Record set →
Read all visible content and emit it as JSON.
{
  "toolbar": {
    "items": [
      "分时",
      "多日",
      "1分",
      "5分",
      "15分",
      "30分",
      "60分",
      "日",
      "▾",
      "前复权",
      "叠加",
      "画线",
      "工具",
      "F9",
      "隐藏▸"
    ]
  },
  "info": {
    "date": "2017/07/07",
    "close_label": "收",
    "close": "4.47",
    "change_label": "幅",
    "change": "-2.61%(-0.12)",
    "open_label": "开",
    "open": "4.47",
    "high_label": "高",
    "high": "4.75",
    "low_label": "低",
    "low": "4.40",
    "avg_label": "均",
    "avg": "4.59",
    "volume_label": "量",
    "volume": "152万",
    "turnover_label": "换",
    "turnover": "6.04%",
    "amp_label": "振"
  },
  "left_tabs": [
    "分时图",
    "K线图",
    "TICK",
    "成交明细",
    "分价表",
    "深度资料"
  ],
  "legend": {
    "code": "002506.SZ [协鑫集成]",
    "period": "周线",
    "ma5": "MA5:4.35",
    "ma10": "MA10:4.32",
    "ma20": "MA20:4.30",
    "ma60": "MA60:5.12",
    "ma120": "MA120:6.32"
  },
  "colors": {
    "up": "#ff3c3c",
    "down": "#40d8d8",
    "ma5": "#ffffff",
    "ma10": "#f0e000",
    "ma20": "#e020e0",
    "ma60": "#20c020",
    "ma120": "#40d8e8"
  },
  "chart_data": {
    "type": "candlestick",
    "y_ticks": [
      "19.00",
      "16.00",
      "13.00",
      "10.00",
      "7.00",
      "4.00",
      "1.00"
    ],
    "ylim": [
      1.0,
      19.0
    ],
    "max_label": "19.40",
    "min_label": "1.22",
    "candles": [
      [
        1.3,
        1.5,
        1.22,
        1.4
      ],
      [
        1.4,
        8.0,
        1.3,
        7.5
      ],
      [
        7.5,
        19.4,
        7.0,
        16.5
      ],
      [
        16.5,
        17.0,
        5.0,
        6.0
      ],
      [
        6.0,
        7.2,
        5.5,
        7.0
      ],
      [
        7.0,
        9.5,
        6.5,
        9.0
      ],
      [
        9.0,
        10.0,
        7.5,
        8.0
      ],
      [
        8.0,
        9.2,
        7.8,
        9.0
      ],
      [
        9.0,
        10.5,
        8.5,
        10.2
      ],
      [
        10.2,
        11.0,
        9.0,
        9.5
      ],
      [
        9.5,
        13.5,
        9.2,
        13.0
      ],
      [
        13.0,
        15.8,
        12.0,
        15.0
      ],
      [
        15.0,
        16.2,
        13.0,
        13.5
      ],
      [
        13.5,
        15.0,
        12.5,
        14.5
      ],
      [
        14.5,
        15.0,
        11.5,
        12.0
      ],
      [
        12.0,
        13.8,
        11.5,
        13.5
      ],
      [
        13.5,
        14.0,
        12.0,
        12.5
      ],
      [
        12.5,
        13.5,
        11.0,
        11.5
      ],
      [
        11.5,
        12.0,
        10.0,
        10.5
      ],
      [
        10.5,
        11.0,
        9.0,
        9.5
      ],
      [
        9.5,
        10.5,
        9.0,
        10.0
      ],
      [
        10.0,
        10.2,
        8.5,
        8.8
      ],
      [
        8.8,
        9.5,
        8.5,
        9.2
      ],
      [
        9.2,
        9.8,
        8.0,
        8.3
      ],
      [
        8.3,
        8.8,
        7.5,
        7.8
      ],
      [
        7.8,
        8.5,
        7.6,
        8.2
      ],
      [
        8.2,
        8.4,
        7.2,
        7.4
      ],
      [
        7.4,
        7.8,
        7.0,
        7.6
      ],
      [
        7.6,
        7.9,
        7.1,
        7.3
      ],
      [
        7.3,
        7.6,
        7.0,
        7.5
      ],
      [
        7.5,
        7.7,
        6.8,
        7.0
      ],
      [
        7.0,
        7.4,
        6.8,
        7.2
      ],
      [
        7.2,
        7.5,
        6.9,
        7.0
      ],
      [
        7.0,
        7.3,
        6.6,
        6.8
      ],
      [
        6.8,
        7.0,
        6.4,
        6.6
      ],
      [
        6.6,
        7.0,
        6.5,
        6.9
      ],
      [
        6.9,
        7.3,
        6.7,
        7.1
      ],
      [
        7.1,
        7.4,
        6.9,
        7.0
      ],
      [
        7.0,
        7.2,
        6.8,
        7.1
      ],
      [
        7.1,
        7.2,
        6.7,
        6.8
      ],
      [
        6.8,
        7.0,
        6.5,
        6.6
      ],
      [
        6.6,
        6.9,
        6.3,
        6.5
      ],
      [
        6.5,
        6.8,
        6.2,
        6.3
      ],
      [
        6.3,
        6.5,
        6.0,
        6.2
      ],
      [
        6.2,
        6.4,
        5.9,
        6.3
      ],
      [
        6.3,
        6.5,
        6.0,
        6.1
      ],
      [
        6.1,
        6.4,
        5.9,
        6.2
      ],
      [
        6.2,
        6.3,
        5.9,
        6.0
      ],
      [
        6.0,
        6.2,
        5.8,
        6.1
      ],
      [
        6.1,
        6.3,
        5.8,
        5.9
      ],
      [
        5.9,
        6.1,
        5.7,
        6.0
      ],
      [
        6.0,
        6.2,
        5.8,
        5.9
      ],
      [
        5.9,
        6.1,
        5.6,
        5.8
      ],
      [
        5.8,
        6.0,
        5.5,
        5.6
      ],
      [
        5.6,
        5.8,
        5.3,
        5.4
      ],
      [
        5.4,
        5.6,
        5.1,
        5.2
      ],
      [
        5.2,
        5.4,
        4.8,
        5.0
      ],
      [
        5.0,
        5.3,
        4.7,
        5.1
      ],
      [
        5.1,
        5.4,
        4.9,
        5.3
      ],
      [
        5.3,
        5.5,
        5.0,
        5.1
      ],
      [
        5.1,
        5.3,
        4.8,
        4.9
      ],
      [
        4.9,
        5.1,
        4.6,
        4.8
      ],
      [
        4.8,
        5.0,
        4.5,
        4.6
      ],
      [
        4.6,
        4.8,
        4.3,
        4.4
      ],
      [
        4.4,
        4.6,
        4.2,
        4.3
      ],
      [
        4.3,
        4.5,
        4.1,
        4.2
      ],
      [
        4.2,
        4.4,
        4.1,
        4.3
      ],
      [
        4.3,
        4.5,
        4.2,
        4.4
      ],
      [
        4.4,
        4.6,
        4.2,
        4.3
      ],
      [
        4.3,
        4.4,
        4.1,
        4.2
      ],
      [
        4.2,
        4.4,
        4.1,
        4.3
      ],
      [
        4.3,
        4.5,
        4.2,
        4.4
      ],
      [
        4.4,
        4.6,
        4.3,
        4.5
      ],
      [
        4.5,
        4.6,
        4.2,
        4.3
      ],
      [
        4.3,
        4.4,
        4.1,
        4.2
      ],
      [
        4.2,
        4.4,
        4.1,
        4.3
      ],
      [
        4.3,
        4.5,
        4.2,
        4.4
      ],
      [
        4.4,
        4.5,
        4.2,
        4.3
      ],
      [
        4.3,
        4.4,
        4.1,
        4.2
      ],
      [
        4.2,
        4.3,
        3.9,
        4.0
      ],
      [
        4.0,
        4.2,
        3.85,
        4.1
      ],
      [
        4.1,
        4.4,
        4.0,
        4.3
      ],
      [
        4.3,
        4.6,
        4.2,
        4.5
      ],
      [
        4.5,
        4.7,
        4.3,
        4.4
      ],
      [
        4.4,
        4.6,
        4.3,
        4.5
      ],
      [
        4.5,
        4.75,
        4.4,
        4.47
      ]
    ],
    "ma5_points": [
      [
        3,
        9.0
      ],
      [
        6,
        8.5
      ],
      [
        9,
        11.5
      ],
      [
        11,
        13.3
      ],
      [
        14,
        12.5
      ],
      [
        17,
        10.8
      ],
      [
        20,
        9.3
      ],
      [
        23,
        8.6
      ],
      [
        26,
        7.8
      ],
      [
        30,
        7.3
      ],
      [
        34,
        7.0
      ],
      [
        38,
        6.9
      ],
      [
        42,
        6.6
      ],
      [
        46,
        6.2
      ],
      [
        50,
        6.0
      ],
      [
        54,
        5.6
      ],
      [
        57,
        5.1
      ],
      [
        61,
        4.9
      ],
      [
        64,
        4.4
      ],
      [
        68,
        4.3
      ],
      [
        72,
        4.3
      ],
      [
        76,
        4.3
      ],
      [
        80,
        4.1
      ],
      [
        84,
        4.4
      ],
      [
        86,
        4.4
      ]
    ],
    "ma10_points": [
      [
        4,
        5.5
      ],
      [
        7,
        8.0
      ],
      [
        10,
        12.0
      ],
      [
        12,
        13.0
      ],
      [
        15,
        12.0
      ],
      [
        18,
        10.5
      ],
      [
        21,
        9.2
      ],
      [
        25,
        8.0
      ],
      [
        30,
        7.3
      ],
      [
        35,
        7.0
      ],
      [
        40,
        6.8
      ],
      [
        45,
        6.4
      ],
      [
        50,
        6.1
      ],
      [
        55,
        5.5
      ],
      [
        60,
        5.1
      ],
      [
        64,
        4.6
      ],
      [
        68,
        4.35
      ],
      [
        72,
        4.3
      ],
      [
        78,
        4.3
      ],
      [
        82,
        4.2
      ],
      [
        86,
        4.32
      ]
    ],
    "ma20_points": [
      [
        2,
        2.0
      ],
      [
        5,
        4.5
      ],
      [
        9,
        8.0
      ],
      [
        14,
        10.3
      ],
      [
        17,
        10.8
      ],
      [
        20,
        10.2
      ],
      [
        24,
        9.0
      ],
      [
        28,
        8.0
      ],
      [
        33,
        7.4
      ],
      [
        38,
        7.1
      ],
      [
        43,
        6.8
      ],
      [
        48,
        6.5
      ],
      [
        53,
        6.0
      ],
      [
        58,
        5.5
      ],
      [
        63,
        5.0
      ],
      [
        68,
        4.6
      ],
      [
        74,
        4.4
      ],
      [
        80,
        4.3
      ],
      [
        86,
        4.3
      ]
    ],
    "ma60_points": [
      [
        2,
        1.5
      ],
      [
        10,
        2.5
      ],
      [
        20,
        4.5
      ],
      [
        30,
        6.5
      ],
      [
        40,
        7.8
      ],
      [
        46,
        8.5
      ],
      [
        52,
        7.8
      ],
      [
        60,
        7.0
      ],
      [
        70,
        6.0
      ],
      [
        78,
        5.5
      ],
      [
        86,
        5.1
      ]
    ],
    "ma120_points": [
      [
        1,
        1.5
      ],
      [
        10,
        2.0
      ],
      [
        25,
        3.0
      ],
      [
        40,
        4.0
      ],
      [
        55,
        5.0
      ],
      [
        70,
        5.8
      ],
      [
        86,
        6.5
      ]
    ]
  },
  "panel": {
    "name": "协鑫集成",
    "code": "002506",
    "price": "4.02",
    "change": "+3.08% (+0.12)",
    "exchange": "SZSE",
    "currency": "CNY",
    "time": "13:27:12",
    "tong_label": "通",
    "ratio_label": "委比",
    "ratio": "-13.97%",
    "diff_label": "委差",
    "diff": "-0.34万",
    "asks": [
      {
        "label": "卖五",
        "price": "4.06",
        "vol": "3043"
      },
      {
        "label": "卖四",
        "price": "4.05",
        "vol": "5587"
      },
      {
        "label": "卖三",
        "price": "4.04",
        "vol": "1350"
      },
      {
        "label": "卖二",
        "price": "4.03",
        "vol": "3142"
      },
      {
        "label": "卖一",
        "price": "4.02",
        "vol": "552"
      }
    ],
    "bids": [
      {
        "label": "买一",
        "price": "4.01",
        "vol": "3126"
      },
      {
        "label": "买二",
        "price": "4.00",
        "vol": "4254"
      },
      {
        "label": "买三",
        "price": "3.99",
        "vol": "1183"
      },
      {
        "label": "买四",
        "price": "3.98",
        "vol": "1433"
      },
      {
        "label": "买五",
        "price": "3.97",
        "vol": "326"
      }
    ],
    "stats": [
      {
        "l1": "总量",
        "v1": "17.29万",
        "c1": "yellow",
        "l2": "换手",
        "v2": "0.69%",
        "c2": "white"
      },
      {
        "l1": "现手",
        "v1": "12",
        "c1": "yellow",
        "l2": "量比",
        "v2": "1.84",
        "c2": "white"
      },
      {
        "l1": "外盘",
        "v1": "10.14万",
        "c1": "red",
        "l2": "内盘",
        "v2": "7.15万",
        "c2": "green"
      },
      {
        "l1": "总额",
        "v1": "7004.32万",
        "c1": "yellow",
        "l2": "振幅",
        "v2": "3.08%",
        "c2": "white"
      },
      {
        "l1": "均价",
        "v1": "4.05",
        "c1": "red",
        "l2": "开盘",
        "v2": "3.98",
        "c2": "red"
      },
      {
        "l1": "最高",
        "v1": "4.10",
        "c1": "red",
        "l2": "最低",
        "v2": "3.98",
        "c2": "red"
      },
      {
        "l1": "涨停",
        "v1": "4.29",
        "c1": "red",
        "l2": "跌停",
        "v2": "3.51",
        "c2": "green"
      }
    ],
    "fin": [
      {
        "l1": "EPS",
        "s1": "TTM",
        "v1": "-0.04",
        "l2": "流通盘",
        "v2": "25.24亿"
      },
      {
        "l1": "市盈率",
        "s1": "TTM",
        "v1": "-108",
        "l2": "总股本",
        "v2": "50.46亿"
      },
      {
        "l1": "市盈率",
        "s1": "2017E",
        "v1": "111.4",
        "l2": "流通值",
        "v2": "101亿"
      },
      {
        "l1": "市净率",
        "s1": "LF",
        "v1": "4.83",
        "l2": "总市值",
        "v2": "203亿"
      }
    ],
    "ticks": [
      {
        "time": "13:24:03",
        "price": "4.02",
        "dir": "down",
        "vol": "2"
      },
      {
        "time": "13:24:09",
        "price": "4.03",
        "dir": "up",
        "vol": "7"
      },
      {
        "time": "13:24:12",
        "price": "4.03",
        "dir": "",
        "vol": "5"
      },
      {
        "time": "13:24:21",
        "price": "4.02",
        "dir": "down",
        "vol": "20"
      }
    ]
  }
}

What this task involves → Track down every line with the word "time" and copy it.

Answer in full →
    "time": "13:27:12",
        "time": "13:24:03",
        "time": "13:24:09",
        "time": "13:24:12",
        "time": "13:24:21",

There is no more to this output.